>>>>>

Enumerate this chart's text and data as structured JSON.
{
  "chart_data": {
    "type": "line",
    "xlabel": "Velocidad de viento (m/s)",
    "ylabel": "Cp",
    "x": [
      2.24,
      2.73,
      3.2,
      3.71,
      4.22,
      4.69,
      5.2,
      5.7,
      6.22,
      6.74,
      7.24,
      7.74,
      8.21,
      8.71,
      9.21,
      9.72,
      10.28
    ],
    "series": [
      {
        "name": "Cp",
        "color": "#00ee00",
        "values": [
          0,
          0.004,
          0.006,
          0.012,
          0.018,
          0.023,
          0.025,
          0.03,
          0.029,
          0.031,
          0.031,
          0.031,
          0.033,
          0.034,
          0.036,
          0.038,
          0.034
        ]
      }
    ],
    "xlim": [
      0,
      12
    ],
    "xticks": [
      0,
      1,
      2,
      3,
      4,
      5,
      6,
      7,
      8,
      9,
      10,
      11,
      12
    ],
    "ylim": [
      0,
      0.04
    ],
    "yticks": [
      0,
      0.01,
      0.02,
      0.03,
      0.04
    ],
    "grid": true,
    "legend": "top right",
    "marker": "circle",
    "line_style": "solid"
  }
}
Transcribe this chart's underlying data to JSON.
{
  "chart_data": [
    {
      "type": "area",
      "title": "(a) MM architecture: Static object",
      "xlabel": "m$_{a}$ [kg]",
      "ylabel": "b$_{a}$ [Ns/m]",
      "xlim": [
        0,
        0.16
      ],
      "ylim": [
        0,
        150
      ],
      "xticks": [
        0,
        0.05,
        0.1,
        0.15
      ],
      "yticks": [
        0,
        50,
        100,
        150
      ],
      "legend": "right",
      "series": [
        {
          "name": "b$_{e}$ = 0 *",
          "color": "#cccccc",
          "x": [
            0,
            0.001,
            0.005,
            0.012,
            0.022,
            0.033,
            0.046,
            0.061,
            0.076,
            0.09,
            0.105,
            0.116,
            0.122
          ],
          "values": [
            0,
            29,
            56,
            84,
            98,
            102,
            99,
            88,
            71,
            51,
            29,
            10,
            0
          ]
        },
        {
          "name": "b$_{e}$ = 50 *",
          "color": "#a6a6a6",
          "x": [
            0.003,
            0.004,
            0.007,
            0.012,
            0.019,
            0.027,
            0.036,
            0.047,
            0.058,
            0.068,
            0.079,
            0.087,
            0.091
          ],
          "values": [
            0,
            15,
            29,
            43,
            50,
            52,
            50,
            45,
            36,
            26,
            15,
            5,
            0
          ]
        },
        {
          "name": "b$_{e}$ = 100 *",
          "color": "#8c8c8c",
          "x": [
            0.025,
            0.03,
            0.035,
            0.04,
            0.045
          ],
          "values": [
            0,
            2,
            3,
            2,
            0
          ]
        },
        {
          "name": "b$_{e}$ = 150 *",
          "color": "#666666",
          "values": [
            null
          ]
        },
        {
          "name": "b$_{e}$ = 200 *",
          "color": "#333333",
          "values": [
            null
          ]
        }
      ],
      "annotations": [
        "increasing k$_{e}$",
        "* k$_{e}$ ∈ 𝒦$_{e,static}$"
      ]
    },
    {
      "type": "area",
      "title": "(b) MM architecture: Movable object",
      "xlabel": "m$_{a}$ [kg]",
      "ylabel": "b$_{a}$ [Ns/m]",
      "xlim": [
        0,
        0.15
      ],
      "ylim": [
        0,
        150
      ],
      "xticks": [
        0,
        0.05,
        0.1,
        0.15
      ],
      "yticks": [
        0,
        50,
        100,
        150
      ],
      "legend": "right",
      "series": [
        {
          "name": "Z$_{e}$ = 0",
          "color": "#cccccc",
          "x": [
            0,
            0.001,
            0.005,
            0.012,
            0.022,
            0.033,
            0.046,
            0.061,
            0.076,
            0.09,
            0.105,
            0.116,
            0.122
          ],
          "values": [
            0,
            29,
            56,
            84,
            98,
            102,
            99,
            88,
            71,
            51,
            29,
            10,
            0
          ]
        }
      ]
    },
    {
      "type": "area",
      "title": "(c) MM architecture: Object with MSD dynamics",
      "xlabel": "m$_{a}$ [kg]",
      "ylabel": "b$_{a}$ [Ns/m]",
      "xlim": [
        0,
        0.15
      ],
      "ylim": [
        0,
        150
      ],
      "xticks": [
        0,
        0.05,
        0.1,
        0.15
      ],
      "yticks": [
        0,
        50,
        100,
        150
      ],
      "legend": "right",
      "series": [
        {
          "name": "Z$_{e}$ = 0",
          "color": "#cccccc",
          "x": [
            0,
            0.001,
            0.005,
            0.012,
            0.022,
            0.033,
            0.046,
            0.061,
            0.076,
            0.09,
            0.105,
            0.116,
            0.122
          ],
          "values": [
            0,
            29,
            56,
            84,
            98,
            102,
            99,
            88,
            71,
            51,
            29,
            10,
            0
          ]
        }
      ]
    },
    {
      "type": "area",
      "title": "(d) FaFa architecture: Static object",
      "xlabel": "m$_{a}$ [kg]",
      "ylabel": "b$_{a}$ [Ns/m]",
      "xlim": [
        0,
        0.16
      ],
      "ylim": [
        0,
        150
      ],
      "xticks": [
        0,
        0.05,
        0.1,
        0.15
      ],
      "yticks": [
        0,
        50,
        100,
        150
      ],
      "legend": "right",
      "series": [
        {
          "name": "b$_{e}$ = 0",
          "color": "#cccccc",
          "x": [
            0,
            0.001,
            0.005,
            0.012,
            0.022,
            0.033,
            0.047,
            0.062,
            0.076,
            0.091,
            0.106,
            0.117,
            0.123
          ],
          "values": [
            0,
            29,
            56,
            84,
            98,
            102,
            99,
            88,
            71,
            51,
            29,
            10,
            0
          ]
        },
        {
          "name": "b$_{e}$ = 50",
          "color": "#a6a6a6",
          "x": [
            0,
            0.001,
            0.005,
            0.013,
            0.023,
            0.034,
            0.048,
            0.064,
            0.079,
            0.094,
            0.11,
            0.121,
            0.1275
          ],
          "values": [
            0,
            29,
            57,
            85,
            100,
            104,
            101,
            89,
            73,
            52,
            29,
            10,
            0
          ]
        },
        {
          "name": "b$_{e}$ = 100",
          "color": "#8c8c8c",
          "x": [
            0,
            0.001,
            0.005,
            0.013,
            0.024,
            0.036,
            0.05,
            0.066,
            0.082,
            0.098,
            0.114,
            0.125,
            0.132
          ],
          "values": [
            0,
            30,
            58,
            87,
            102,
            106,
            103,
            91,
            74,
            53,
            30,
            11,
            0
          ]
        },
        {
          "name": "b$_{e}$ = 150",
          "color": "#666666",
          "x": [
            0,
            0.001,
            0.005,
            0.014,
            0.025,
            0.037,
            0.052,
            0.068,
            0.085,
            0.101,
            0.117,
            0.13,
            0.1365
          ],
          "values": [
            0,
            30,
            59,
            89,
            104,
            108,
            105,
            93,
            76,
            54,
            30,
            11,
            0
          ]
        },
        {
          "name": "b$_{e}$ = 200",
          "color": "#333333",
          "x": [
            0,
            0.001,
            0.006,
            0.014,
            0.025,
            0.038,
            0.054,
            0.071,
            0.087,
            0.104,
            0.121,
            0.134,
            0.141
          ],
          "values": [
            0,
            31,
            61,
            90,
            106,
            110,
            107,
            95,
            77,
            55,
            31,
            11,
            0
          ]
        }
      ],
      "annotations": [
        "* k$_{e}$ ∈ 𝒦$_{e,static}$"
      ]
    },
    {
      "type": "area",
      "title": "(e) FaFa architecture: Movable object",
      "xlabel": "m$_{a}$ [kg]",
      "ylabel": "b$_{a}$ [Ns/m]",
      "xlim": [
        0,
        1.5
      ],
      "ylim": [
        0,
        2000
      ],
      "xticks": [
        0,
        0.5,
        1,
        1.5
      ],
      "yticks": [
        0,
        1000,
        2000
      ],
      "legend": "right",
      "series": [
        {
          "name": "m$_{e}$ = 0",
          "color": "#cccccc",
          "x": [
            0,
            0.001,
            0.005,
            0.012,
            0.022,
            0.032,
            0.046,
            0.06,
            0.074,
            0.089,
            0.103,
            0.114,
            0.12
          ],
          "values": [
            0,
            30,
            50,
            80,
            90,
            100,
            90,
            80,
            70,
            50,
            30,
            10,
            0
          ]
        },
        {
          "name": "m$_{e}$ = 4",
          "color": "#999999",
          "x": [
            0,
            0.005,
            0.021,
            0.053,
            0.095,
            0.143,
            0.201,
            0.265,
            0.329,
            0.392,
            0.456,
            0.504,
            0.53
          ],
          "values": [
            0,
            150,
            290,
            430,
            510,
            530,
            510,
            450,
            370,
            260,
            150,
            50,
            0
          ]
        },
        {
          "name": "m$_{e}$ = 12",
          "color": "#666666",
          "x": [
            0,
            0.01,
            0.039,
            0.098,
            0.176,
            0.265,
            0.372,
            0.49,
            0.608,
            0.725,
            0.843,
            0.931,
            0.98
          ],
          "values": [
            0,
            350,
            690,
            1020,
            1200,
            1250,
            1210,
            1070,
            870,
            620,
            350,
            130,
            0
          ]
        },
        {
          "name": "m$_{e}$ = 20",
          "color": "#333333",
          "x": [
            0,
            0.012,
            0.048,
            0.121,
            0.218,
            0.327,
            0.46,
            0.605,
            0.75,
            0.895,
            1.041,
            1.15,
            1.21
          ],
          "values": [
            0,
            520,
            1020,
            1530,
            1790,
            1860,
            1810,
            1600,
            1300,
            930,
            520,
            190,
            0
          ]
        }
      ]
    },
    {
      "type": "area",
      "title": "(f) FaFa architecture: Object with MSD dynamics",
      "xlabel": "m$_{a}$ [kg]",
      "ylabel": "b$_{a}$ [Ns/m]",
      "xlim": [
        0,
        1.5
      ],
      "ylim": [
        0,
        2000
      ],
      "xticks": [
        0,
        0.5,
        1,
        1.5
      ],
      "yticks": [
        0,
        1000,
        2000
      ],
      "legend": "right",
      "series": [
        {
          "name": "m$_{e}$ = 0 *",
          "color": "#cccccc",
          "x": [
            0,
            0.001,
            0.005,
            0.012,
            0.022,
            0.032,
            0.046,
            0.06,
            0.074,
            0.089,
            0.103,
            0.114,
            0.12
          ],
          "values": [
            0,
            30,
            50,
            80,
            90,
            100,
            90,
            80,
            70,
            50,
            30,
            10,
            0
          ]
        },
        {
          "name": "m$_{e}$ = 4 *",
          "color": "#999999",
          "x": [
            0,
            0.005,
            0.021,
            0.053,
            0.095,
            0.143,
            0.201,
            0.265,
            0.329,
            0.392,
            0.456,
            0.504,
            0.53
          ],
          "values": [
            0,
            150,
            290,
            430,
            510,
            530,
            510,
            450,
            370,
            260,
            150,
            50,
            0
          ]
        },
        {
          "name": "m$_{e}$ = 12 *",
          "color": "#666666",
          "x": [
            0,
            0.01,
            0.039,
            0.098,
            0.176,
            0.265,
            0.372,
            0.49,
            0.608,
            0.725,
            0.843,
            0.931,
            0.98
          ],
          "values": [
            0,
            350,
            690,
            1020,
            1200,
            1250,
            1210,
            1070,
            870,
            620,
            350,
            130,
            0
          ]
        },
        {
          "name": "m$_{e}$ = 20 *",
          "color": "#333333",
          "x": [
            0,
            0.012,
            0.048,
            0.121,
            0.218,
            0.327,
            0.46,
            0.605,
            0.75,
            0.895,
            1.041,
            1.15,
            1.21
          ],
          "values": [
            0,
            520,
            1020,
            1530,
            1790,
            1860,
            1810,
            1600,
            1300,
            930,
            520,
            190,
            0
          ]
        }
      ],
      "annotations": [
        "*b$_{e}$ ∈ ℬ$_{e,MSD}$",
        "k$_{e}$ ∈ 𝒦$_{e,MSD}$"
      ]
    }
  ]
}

<<<<<

REQUIRED WORK
In the listing above, locate each line with "Movable" and copy it.

SOLUTION FOR THIS TASK
      "title": "(b) MM architecture: Movable object",
      "title": "(e) FaFa architecture: Movable object",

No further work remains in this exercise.